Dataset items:
+===+

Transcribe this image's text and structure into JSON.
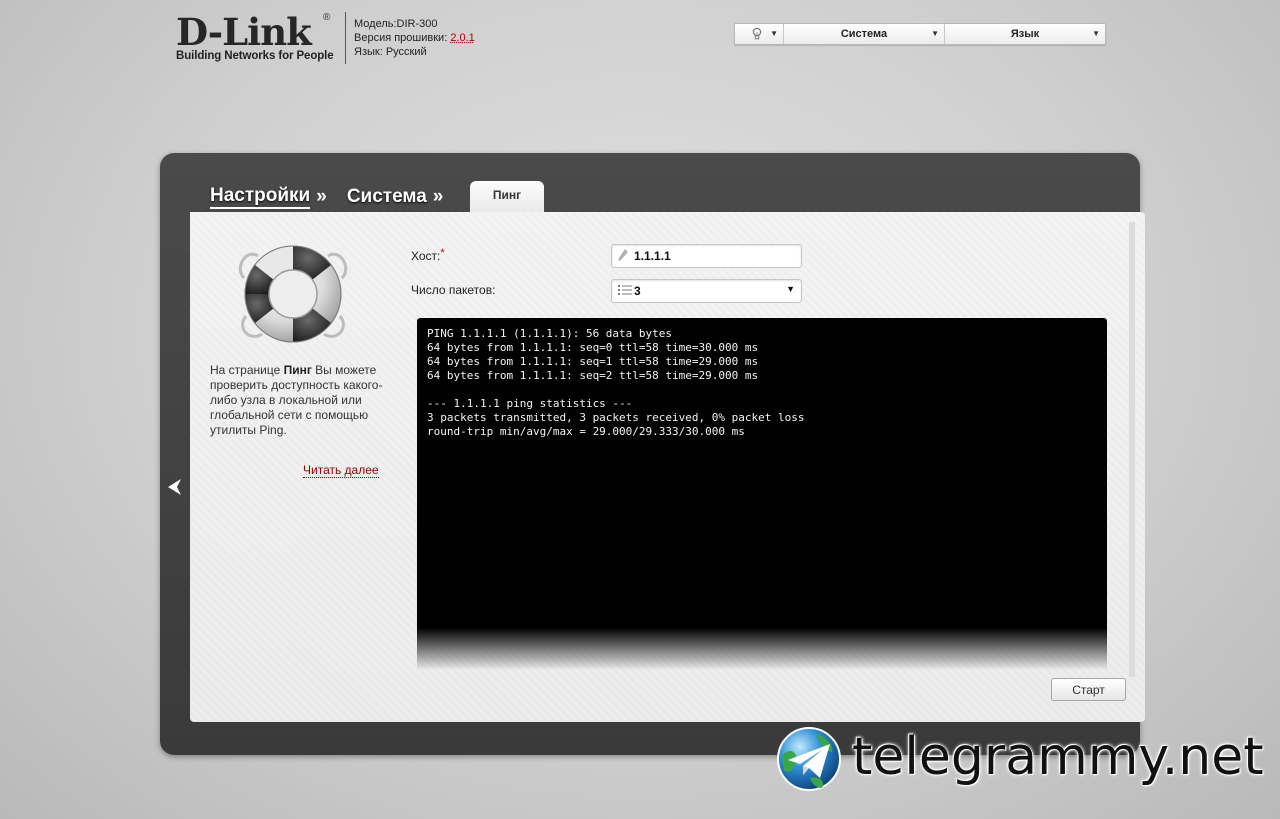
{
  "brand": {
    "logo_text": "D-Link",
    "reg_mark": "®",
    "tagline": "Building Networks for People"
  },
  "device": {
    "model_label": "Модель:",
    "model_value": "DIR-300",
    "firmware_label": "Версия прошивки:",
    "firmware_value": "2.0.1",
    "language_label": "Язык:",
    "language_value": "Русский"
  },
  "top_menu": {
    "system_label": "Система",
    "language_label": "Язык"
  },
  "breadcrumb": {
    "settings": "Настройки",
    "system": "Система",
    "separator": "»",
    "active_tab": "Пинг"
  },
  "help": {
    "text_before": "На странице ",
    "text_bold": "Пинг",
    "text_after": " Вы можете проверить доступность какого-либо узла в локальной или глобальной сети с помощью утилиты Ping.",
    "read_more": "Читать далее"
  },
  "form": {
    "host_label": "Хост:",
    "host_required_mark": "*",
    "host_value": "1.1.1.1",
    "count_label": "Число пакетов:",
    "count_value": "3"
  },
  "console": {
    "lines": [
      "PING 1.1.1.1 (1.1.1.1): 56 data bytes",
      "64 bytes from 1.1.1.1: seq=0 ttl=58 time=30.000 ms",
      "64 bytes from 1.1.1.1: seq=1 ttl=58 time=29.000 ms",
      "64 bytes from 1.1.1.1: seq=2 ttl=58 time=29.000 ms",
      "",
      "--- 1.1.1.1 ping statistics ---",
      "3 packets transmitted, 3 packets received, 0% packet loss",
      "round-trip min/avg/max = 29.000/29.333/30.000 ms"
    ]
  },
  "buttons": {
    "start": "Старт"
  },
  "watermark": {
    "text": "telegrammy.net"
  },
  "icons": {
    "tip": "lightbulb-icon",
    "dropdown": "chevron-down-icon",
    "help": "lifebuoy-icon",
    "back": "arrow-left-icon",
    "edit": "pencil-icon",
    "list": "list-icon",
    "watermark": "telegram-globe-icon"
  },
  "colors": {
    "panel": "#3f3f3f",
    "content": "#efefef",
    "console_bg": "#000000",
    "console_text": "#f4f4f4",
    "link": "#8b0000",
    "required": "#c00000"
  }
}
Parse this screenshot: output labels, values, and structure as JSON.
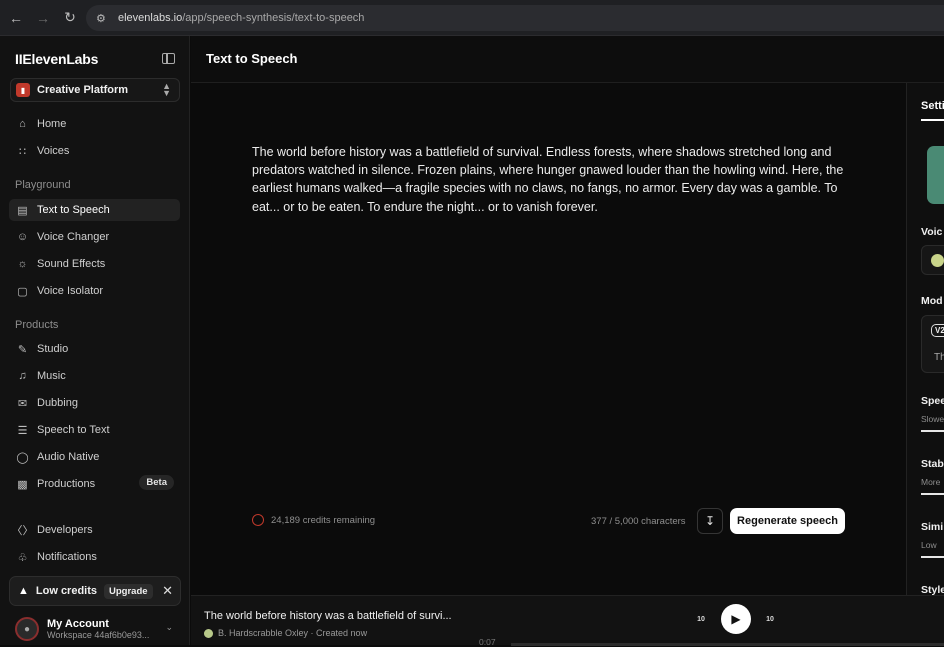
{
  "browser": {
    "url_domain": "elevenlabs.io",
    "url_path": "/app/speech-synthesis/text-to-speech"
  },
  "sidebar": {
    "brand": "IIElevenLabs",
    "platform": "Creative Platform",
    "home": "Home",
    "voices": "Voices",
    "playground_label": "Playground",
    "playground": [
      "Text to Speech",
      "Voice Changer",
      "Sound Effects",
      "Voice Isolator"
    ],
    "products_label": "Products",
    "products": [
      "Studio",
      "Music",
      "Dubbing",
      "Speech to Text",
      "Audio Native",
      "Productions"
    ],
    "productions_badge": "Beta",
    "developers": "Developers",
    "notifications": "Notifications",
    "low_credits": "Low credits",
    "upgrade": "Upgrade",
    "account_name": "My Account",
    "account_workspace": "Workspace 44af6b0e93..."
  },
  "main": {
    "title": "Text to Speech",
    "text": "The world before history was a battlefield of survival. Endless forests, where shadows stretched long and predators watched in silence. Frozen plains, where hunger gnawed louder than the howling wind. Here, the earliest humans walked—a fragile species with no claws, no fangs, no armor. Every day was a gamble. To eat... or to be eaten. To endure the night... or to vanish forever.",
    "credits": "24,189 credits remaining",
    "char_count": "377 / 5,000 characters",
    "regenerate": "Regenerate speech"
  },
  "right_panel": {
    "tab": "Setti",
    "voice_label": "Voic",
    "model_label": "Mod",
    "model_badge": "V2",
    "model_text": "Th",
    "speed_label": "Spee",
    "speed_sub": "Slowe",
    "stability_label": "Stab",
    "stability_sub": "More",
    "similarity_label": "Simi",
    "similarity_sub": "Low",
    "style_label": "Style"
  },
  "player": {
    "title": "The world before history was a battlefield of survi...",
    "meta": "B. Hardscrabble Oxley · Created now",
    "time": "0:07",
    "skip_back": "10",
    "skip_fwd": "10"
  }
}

+===+

[What you have to do] In your copy of the listing above, reproduce each line exactly and omit all pictures.

[Expected answer]
Transcribe this image's text and structure into JSON.
{
  "brand": {
    "logo_text": "D-Link",
    "reg_mark": "®",
    "tagline": "Building Networks for People"
  },
  "device": {
    "model_label": "Модель:",
    "model_value": "DIR-300",
    "firmware_label": "Версия прошивки:",
    "firmware_value": "2.0.1",
    "language_label": "Язык:",
    "language_value": "Русский"
  },
  "top_menu": {
    "system_label": "Система",
    "language_label": "Язык"
  },
  "breadcrumb": {
    "settings": "Настройки",
    "system": "Система",
    "separator": "»",
    "active_tab": "Пинг"
  },
  "help": {
    "text_before": "На странице ",
    "text_bold": "Пинг",
    "text_after": " Вы можете проверить доступность какого-либо узла в локальной или глобальной сети с помощью утилиты Ping.",
    "read_more": "Читать далее"
  },
  "form": {
    "host_label": "Хост:",
    "host_required_mark": "*",
    "host_value": "1.1.1.1",
    "count_label": "Число пакетов:",
    "count_value": "3"
  },
  "console": {
    "lines": [
      "PING 1.1.1.1 (1.1.1.1): 56 data bytes",
      "64 bytes from 1.1.1.1: seq=0 ttl=58 time=30.000 ms",
      "64 bytes from 1.1.1.1: seq=1 ttl=58 time=29.000 ms",
      "64 bytes from 1.1.1.1: seq=2 ttl=58 time=29.000 ms",
      "",
      "--- 1.1.1.1 ping statistics ---",
      "3 packets transmitted, 3 packets received, 0% packet loss",
      "round-trip min/avg/max = 29.000/29.333/30.000 ms"
    ]
  },
  "buttons": {
    "start": "Старт"
  },
  "watermark": {
    "text": "telegrammy.net"
  },
  "icons": {
    "tip": "lightbulb-icon",
    "dropdown": "chevron-down-icon",
    "help": "lifebuoy-icon",
    "back": "arrow-left-icon",
    "edit": "pencil-icon",
    "list": "list-icon",
    "watermark": "telegram-globe-icon"
  },
  "colors": {
    "panel": "#3f3f3f",
    "content": "#efefef",
    "console_bg": "#000000",
    "console_text": "#f4f4f4",
    "link": "#8b0000",
    "required": "#c00000"
  }
}
Parse this screenshot: output labels, values, and structure as JSON.
{
  "browser": {
    "url_domain": "elevenlabs.io",
    "url_path": "/app/speech-synthesis/text-to-speech"
  },
  "sidebar": {
    "brand": "IIElevenLabs",
    "platform": "Creative Platform",
    "home": "Home",
    "voices": "Voices",
    "playground_label": "Playground",
    "playground": [
      "Text to Speech",
      "Voice Changer",
      "Sound Effects",
      "Voice Isolator"
    ],
    "products_label": "Products",
    "products": [
      "Studio",
      "Music",
      "Dubbing",
      "Speech to Text",
      "Audio Native",
      "Productions"
    ],
    "productions_badge": "Beta",
    "developers": "Developers",
    "notifications": "Notifications",
    "low_credits": "Low credits",
    "upgrade": "Upgrade",
    "account_name": "My Account",
    "account_workspace": "Workspace 44af6b0e93..."
  },
  "main": {
    "title": "Text to Speech",
    "text": "The world before history was a battlefield of survival. Endless forests, where shadows stretched long and predators watched in silence. Frozen plains, where hunger gnawed louder than the howling wind. Here, the earliest humans walked—a fragile species with no claws, no fangs, no armor. Every day was a gamble. To eat... or to be eaten. To endure the night... or to vanish forever.",
    "credits": "24,189 credits remaining",
    "char_count": "377 / 5,000 characters",
    "regenerate": "Regenerate speech"
  },
  "right_panel": {
    "tab": "Setti",
    "voice_label": "Voic",
    "model_label": "Mod",
    "model_badge": "V2",
    "model_text": "Th",
    "speed_label": "Spee",
    "speed_sub": "Slowe",
    "stability_label": "Stab",
    "stability_sub": "More",
    "similarity_label": "Simi",
    "similarity_sub": "Low",
    "style_label": "Style"
  },
  "player": {
    "title": "The world before history was a battlefield of survi...",
    "meta": "B. Hardscrabble Oxley · Created now",
    "time": "0:07",
    "skip_back": "10",
    "skip_fwd": "10"
  }
}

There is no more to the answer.